▶ GIVEN INSTRUCTION
Compile every line that includes the word "name".

▶ RECORDS SHOWN
────

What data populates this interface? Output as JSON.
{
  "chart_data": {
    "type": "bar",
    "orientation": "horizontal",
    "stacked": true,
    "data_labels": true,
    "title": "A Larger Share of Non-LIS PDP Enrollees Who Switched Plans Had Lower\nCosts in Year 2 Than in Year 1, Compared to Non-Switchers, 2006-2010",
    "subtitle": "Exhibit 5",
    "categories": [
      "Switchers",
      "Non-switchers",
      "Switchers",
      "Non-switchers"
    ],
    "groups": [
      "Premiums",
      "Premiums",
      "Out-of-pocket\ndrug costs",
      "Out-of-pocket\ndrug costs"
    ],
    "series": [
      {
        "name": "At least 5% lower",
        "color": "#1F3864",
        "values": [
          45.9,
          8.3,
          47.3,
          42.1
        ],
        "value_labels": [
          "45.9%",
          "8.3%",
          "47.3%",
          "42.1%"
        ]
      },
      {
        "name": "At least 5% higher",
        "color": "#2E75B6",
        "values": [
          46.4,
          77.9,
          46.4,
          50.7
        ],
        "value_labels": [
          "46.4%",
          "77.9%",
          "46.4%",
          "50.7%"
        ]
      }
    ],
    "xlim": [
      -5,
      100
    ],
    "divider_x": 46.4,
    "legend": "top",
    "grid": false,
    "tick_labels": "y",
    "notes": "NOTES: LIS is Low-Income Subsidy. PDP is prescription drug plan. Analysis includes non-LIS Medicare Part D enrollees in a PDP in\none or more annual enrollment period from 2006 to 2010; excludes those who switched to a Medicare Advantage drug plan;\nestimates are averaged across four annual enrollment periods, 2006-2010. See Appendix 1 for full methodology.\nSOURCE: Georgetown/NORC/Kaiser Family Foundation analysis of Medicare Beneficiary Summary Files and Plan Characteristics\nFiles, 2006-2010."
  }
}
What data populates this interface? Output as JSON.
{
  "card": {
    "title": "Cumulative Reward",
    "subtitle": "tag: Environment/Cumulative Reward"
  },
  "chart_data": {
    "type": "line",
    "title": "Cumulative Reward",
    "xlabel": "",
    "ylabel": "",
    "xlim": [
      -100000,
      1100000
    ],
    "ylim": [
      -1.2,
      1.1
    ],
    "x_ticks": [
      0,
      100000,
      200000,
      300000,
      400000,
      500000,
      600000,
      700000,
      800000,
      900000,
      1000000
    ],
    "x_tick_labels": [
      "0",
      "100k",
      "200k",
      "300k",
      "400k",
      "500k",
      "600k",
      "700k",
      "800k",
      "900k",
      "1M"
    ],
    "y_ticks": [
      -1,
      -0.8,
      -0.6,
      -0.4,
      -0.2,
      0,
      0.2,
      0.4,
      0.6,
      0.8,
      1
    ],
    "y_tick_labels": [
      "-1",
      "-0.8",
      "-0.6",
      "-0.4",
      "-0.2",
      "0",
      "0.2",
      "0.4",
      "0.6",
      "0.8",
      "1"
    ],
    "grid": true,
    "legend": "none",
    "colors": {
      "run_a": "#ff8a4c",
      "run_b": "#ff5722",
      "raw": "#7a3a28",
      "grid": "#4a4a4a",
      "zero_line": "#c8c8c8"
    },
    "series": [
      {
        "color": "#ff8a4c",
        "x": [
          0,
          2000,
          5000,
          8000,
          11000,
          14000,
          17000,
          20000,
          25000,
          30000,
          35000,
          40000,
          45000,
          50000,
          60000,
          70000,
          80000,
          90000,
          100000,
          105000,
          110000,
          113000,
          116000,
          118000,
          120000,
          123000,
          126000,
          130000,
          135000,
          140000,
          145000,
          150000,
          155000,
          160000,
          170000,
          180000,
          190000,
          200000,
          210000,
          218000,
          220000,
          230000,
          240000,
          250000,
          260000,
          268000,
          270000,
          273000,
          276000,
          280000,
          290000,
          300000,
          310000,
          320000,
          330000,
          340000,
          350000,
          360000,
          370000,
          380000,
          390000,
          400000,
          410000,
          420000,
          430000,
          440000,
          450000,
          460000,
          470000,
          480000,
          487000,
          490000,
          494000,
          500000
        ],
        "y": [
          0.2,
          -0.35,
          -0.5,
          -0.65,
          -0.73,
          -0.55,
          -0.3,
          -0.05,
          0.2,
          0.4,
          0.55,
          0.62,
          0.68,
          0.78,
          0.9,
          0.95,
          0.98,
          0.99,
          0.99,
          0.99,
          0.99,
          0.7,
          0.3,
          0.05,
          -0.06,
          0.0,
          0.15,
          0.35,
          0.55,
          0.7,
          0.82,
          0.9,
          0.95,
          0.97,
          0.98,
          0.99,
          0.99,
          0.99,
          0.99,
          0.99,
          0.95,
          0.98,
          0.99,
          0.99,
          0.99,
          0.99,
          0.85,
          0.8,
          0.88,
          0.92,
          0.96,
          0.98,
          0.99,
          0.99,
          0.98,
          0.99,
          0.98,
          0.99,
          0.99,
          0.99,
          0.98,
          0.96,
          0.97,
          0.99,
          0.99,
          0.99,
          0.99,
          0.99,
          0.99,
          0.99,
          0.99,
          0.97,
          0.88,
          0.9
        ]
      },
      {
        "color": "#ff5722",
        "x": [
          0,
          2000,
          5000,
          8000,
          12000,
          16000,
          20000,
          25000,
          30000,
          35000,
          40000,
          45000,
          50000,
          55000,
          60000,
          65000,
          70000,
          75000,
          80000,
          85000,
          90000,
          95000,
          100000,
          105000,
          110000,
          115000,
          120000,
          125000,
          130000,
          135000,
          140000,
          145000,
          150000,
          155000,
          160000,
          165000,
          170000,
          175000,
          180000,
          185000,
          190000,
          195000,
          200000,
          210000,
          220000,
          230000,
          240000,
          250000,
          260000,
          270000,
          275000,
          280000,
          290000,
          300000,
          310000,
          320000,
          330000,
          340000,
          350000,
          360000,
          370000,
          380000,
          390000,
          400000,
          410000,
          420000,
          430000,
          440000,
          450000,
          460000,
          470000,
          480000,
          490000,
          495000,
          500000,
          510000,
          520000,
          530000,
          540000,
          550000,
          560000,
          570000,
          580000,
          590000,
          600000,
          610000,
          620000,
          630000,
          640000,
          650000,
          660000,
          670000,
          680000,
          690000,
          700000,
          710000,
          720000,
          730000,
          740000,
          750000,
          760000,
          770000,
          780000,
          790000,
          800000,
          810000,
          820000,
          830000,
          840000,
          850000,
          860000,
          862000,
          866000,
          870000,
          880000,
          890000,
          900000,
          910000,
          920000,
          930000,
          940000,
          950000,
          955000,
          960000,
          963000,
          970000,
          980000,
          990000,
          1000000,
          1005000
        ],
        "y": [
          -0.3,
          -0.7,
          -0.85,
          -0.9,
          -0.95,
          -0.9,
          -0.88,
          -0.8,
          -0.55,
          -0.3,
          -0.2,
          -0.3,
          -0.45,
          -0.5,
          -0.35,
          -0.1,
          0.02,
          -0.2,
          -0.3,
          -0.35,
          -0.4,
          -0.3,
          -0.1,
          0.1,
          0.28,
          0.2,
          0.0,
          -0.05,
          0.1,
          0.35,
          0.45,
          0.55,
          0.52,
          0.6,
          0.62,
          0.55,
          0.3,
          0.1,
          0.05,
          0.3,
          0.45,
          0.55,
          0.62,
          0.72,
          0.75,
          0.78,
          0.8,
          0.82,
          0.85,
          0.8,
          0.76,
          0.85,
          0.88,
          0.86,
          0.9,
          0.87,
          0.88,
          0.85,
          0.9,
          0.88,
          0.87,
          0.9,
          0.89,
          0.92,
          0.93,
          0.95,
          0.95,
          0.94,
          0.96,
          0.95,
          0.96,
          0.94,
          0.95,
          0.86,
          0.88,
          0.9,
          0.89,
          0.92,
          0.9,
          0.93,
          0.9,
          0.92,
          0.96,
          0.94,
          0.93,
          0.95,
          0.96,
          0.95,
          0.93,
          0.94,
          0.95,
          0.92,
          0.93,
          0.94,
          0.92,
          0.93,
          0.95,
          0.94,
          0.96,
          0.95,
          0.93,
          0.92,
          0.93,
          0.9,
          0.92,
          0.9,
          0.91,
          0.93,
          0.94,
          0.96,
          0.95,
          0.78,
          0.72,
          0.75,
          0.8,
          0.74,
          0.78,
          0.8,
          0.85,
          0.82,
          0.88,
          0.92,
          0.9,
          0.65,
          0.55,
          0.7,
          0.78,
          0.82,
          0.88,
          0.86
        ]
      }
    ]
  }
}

────

▶ THE ANSWER
        "name": "At least 5% lower",
        "name": "At least 5% higher",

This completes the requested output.